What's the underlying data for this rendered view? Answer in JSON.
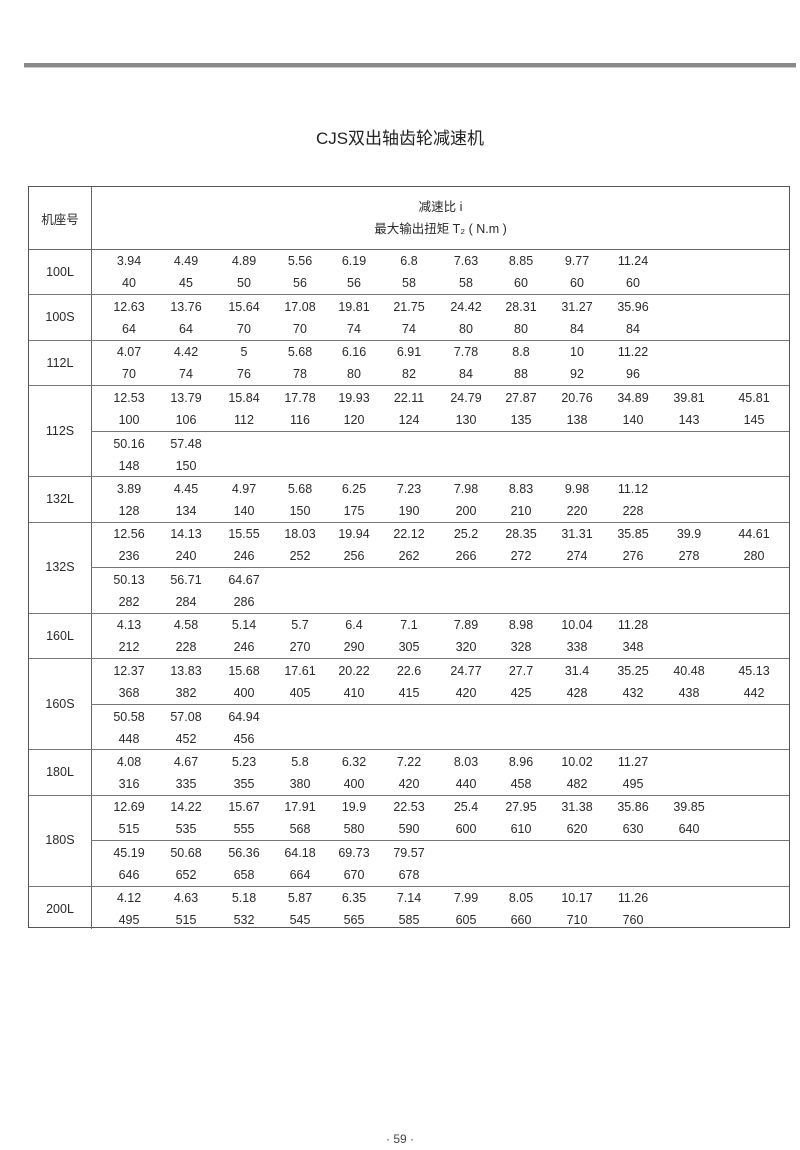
{
  "page": {
    "title": "CJS双出轴齿轮减速机",
    "page_number": "· 59 ·"
  },
  "table": {
    "header_model": "机座号",
    "header_ratio": "减速比 i",
    "header_torque": "最大输出扭矩  T₂ ( N.m )",
    "models": [
      {
        "name": "100L",
        "groups": [
          {
            "ratios": [
              "3.94",
              "4.49",
              "4.89",
              "5.56",
              "6.19",
              "6.8",
              "7.63",
              "8.85",
              "9.77",
              "11.24"
            ],
            "torques": [
              "40",
              "45",
              "50",
              "56",
              "56",
              "58",
              "58",
              "60",
              "60",
              "60"
            ]
          }
        ]
      },
      {
        "name": "100S",
        "groups": [
          {
            "ratios": [
              "12.63",
              "13.76",
              "15.64",
              "17.08",
              "19.81",
              "21.75",
              "24.42",
              "28.31",
              "31.27",
              "35.96"
            ],
            "torques": [
              "64",
              "64",
              "70",
              "70",
              "74",
              "74",
              "80",
              "80",
              "84",
              "84"
            ]
          }
        ]
      },
      {
        "name": "112L",
        "groups": [
          {
            "ratios": [
              "4.07",
              "4.42",
              "5",
              "5.68",
              "6.16",
              "6.91",
              "7.78",
              "8.8",
              "10",
              "11.22"
            ],
            "torques": [
              "70",
              "74",
              "76",
              "78",
              "80",
              "82",
              "84",
              "88",
              "92",
              "96"
            ]
          }
        ]
      },
      {
        "name": "112S",
        "groups": [
          {
            "ratios": [
              "12.53",
              "13.79",
              "15.84",
              "17.78",
              "19.93",
              "22.11",
              "24.79",
              "27.87",
              "20.76",
              "34.89",
              "39.81",
              "45.81"
            ],
            "torques": [
              "100",
              "106",
              "112",
              "116",
              "120",
              "124",
              "130",
              "135",
              "138",
              "140",
              "143",
              "145"
            ]
          },
          {
            "ratios": [
              "50.16",
              "57.48"
            ],
            "torques": [
              "148",
              "150"
            ]
          }
        ]
      },
      {
        "name": "132L",
        "groups": [
          {
            "ratios": [
              "3.89",
              "4.45",
              "4.97",
              "5.68",
              "6.25",
              "7.23",
              "7.98",
              "8.83",
              "9.98",
              "11.12"
            ],
            "torques": [
              "128",
              "134",
              "140",
              "150",
              "175",
              "190",
              "200",
              "210",
              "220",
              "228"
            ]
          }
        ]
      },
      {
        "name": "132S",
        "groups": [
          {
            "ratios": [
              "12.56",
              "14.13",
              "15.55",
              "18.03",
              "19.94",
              "22.12",
              "25.2",
              "28.35",
              "31.31",
              "35.85",
              "39.9",
              "44.61"
            ],
            "torques": [
              "236",
              "240",
              "246",
              "252",
              "256",
              "262",
              "266",
              "272",
              "274",
              "276",
              "278",
              "280"
            ]
          },
          {
            "ratios": [
              "50.13",
              "56.71",
              "64.67"
            ],
            "torques": [
              "282",
              "284",
              "286"
            ]
          }
        ]
      },
      {
        "name": "160L",
        "groups": [
          {
            "ratios": [
              "4.13",
              "4.58",
              "5.14",
              "5.7",
              "6.4",
              "7.1",
              "7.89",
              "8.98",
              "10.04",
              "11.28"
            ],
            "torques": [
              "212",
              "228",
              "246",
              "270",
              "290",
              "305",
              "320",
              "328",
              "338",
              "348"
            ]
          }
        ]
      },
      {
        "name": "160S",
        "groups": [
          {
            "ratios": [
              "12.37",
              "13.83",
              "15.68",
              "17.61",
              "20.22",
              "22.6",
              "24.77",
              "27.7",
              "31.4",
              "35.25",
              "40.48",
              "45.13"
            ],
            "torques": [
              "368",
              "382",
              "400",
              "405",
              "410",
              "415",
              "420",
              "425",
              "428",
              "432",
              "438",
              "442"
            ]
          },
          {
            "ratios": [
              "50.58",
              "57.08",
              "64.94"
            ],
            "torques": [
              "448",
              "452",
              "456"
            ]
          }
        ]
      },
      {
        "name": "180L",
        "groups": [
          {
            "ratios": [
              "4.08",
              "4.67",
              "5.23",
              "5.8",
              "6.32",
              "7.22",
              "8.03",
              "8.96",
              "10.02",
              "11.27"
            ],
            "torques": [
              "316",
              "335",
              "355",
              "380",
              "400",
              "420",
              "440",
              "458",
              "482",
              "495"
            ]
          }
        ]
      },
      {
        "name": "180S",
        "groups": [
          {
            "ratios": [
              "12.69",
              "14.22",
              "15.67",
              "17.91",
              "19.9",
              "22.53",
              "25.4",
              "27.95",
              "31.38",
              "35.86",
              "39.85"
            ],
            "torques": [
              "515",
              "535",
              "555",
              "568",
              "580",
              "590",
              "600",
              "610",
              "620",
              "630",
              "640"
            ]
          },
          {
            "ratios": [
              "45.19",
              "50.68",
              "56.36",
              "64.18",
              "69.73",
              "79.57"
            ],
            "torques": [
              "646",
              "652",
              "658",
              "664",
              "670",
              "678"
            ]
          }
        ]
      },
      {
        "name": "200L",
        "groups": [
          {
            "ratios": [
              "4.12",
              "4.63",
              "5.18",
              "5.87",
              "6.35",
              "7.14",
              "7.99",
              "8.05",
              "10.17",
              "11.26"
            ],
            "torques": [
              "495",
              "515",
              "532",
              "545",
              "565",
              "585",
              "605",
              "660",
              "710",
              "760"
            ]
          }
        ]
      }
    ]
  }
}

*PROBLEM STATEMENT:*
The records above are to be quoted exactly, with all pictures left out.

*EXERCISE RESULT:*
What's the underlying data for this rendered view? Answer in JSON.
{
  "page": {
    "title": "CJS双出轴齿轮减速机",
    "page_number": "· 59 ·"
  },
  "table": {
    "header_model": "机座号",
    "header_ratio": "减速比 i",
    "header_torque": "最大输出扭矩  T₂ ( N.m )",
    "models": [
      {
        "name": "100L",
        "groups": [
          {
            "ratios": [
              "3.94",
              "4.49",
              "4.89",
              "5.56",
              "6.19",
              "6.8",
              "7.63",
              "8.85",
              "9.77",
              "11.24"
            ],
            "torques": [
              "40",
              "45",
              "50",
              "56",
              "56",
              "58",
              "58",
              "60",
              "60",
              "60"
            ]
          }
        ]
      },
      {
        "name": "100S",
        "groups": [
          {
            "ratios": [
              "12.63",
              "13.76",
              "15.64",
              "17.08",
              "19.81",
              "21.75",
              "24.42",
              "28.31",
              "31.27",
              "35.96"
            ],
            "torques": [
              "64",
              "64",
              "70",
              "70",
              "74",
              "74",
              "80",
              "80",
              "84",
              "84"
            ]
          }
        ]
      },
      {
        "name": "112L",
        "groups": [
          {
            "ratios": [
              "4.07",
              "4.42",
              "5",
              "5.68",
              "6.16",
              "6.91",
              "7.78",
              "8.8",
              "10",
              "11.22"
            ],
            "torques": [
              "70",
              "74",
              "76",
              "78",
              "80",
              "82",
              "84",
              "88",
              "92",
              "96"
            ]
          }
        ]
      },
      {
        "name": "112S",
        "groups": [
          {
            "ratios": [
              "12.53",
              "13.79",
              "15.84",
              "17.78",
              "19.93",
              "22.11",
              "24.79",
              "27.87",
              "20.76",
              "34.89",
              "39.81",
              "45.81"
            ],
            "torques": [
              "100",
              "106",
              "112",
              "116",
              "120",
              "124",
              "130",
              "135",
              "138",
              "140",
              "143",
              "145"
            ]
          },
          {
            "ratios": [
              "50.16",
              "57.48"
            ],
            "torques": [
              "148",
              "150"
            ]
          }
        ]
      },
      {
        "name": "132L",
        "groups": [
          {
            "ratios": [
              "3.89",
              "4.45",
              "4.97",
              "5.68",
              "6.25",
              "7.23",
              "7.98",
              "8.83",
              "9.98",
              "11.12"
            ],
            "torques": [
              "128",
              "134",
              "140",
              "150",
              "175",
              "190",
              "200",
              "210",
              "220",
              "228"
            ]
          }
        ]
      },
      {
        "name": "132S",
        "groups": [
          {
            "ratios": [
              "12.56",
              "14.13",
              "15.55",
              "18.03",
              "19.94",
              "22.12",
              "25.2",
              "28.35",
              "31.31",
              "35.85",
              "39.9",
              "44.61"
            ],
            "torques": [
              "236",
              "240",
              "246",
              "252",
              "256",
              "262",
              "266",
              "272",
              "274",
              "276",
              "278",
              "280"
            ]
          },
          {
            "ratios": [
              "50.13",
              "56.71",
              "64.67"
            ],
            "torques": [
              "282",
              "284",
              "286"
            ]
          }
        ]
      },
      {
        "name": "160L",
        "groups": [
          {
            "ratios": [
              "4.13",
              "4.58",
              "5.14",
              "5.7",
              "6.4",
              "7.1",
              "7.89",
              "8.98",
              "10.04",
              "11.28"
            ],
            "torques": [
              "212",
              "228",
              "246",
              "270",
              "290",
              "305",
              "320",
              "328",
              "338",
              "348"
            ]
          }
        ]
      },
      {
        "name": "160S",
        "groups": [
          {
            "ratios": [
              "12.37",
              "13.83",
              "15.68",
              "17.61",
              "20.22",
              "22.6",
              "24.77",
              "27.7",
              "31.4",
              "35.25",
              "40.48",
              "45.13"
            ],
            "torques": [
              "368",
              "382",
              "400",
              "405",
              "410",
              "415",
              "420",
              "425",
              "428",
              "432",
              "438",
              "442"
            ]
          },
          {
            "ratios": [
              "50.58",
              "57.08",
              "64.94"
            ],
            "torques": [
              "448",
              "452",
              "456"
            ]
          }
        ]
      },
      {
        "name": "180L",
        "groups": [
          {
            "ratios": [
              "4.08",
              "4.67",
              "5.23",
              "5.8",
              "6.32",
              "7.22",
              "8.03",
              "8.96",
              "10.02",
              "11.27"
            ],
            "torques": [
              "316",
              "335",
              "355",
              "380",
              "400",
              "420",
              "440",
              "458",
              "482",
              "495"
            ]
          }
        ]
      },
      {
        "name": "180S",
        "groups": [
          {
            "ratios": [
              "12.69",
              "14.22",
              "15.67",
              "17.91",
              "19.9",
              "22.53",
              "25.4",
              "27.95",
              "31.38",
              "35.86",
              "39.85"
            ],
            "torques": [
              "515",
              "535",
              "555",
              "568",
              "580",
              "590",
              "600",
              "610",
              "620",
              "630",
              "640"
            ]
          },
          {
            "ratios": [
              "45.19",
              "50.68",
              "56.36",
              "64.18",
              "69.73",
              "79.57"
            ],
            "torques": [
              "646",
              "652",
              "658",
              "664",
              "670",
              "678"
            ]
          }
        ]
      },
      {
        "name": "200L",
        "groups": [
          {
            "ratios": [
              "4.12",
              "4.63",
              "5.18",
              "5.87",
              "6.35",
              "7.14",
              "7.99",
              "8.05",
              "10.17",
              "11.26"
            ],
            "torques": [
              "495",
              "515",
              "532",
              "545",
              "565",
              "585",
              "605",
              "660",
              "710",
              "760"
            ]
          }
        ]
      }
    ]
  }
}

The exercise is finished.